═════ DATA SHOWN

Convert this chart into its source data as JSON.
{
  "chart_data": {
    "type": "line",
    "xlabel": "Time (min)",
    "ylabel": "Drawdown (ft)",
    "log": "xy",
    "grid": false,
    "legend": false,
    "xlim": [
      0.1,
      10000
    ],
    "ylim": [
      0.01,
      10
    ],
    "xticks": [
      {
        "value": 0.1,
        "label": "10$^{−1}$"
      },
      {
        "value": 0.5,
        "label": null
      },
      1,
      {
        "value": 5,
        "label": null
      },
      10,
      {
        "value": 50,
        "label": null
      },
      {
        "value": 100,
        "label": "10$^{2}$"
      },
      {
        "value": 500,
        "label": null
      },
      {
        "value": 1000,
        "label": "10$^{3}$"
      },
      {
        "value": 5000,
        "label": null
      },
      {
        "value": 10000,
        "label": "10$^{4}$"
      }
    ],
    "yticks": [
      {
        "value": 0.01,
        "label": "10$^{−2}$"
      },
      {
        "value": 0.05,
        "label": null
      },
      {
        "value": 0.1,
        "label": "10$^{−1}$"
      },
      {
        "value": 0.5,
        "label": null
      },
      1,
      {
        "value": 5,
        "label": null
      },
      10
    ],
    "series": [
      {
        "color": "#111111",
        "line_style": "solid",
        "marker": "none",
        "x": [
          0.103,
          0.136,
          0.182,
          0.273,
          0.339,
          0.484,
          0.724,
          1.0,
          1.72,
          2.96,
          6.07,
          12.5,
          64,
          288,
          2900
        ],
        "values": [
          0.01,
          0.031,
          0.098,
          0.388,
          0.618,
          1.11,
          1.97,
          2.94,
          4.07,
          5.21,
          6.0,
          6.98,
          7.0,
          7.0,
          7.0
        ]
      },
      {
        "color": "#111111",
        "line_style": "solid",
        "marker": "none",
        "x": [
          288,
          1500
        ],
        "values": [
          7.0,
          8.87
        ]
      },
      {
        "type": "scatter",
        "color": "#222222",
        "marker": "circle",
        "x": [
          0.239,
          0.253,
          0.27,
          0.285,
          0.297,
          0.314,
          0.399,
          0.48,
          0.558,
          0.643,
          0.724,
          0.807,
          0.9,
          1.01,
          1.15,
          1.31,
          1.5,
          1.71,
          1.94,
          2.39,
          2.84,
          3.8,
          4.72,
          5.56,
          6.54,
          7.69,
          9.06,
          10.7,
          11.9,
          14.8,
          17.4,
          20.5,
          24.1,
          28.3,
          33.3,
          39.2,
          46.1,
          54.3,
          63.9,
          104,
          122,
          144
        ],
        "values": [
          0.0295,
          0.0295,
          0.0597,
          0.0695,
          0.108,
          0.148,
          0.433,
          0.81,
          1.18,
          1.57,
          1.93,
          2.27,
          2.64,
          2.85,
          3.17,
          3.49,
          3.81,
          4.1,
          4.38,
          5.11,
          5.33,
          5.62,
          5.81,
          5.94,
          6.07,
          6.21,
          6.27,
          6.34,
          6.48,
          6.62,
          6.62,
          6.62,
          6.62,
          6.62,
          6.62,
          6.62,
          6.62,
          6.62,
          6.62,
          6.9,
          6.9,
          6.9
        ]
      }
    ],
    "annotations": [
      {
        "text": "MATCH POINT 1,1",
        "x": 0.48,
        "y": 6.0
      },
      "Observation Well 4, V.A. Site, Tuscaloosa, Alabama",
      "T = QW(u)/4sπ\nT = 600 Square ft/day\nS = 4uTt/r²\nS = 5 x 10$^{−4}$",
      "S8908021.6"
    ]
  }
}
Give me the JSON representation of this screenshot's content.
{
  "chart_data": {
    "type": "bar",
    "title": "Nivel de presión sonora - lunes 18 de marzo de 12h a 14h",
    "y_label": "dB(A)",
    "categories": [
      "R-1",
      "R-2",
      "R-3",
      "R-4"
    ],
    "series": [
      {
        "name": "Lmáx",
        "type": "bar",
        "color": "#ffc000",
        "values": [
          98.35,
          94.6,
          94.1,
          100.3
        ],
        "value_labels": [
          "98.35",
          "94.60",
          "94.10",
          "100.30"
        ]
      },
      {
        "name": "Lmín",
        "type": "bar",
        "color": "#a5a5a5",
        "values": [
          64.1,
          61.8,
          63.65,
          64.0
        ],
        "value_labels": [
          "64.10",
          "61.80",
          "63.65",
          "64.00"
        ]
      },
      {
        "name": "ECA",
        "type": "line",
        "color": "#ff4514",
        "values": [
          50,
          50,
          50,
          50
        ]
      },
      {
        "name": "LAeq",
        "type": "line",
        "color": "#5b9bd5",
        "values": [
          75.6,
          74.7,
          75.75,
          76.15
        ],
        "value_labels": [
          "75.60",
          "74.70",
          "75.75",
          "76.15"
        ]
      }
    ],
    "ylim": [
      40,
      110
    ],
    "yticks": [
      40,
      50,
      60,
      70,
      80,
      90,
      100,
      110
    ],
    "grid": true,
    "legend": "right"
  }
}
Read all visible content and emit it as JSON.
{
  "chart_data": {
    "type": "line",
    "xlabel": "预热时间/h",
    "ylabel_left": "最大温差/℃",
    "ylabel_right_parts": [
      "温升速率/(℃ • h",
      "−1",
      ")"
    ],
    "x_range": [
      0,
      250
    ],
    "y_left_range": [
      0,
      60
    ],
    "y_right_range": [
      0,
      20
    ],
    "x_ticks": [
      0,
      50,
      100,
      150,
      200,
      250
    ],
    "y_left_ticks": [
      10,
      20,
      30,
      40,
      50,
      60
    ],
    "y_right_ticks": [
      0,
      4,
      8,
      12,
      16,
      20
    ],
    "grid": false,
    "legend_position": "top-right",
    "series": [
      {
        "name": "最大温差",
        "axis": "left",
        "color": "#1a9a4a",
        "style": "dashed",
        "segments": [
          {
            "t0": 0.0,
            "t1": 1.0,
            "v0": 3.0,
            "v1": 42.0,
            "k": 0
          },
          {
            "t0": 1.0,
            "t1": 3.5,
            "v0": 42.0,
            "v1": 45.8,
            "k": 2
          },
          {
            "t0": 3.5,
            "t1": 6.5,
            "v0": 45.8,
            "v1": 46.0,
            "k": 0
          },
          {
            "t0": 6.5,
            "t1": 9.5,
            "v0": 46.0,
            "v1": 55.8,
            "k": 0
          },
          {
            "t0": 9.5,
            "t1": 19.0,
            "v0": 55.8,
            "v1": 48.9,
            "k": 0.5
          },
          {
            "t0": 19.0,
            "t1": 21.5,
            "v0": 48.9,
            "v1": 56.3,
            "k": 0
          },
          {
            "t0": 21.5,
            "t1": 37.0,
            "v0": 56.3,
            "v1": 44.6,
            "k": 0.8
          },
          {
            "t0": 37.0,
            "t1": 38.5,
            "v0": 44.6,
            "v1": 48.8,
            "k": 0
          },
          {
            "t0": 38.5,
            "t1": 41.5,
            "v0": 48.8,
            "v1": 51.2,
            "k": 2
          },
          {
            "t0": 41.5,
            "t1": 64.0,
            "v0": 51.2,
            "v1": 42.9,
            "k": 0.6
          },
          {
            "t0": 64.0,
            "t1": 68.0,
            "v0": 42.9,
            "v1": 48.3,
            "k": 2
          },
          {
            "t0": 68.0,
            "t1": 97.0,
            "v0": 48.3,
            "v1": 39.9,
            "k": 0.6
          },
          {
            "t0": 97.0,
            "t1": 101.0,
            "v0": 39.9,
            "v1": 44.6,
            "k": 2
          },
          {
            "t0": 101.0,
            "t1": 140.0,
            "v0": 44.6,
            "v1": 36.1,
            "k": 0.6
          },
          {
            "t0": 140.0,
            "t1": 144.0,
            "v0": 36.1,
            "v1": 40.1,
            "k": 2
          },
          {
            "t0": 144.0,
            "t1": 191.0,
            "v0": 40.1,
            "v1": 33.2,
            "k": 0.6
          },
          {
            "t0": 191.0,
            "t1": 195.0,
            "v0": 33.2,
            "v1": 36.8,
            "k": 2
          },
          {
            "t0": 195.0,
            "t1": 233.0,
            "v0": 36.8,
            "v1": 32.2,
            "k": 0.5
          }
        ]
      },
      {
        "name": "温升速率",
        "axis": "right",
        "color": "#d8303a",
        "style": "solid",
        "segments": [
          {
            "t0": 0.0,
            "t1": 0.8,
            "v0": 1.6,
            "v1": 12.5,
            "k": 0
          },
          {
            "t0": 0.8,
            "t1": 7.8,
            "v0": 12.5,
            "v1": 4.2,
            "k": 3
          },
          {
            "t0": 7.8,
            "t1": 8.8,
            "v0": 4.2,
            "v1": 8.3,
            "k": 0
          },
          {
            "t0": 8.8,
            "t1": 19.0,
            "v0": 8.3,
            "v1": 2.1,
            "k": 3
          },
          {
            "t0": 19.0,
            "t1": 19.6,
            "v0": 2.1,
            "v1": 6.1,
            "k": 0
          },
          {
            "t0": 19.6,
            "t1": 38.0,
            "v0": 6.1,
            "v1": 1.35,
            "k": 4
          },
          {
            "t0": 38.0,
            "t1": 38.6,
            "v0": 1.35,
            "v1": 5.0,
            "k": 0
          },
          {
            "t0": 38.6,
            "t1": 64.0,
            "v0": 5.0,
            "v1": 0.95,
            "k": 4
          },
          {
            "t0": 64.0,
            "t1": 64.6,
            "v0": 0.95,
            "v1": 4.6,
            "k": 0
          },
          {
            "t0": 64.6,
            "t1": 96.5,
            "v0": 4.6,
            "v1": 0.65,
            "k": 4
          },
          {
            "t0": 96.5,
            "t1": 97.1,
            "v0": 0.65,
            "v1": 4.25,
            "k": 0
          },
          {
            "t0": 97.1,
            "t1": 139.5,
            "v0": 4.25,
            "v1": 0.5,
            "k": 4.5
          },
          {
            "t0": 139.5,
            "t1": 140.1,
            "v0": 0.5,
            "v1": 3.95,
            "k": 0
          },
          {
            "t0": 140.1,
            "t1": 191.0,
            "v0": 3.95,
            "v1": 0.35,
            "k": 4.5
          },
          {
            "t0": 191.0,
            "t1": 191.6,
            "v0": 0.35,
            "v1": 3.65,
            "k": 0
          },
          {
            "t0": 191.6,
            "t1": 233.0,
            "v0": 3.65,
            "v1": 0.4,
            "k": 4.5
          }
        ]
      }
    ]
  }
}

══════════

> _TASK INSTRUCTIONS_: Go through the listing above and pull out each line containing the word "this".

> _EXERCISE RESPONSE_:
Convert this chart into its source data as JSON.
Give me the JSON representation of this screenshot's content.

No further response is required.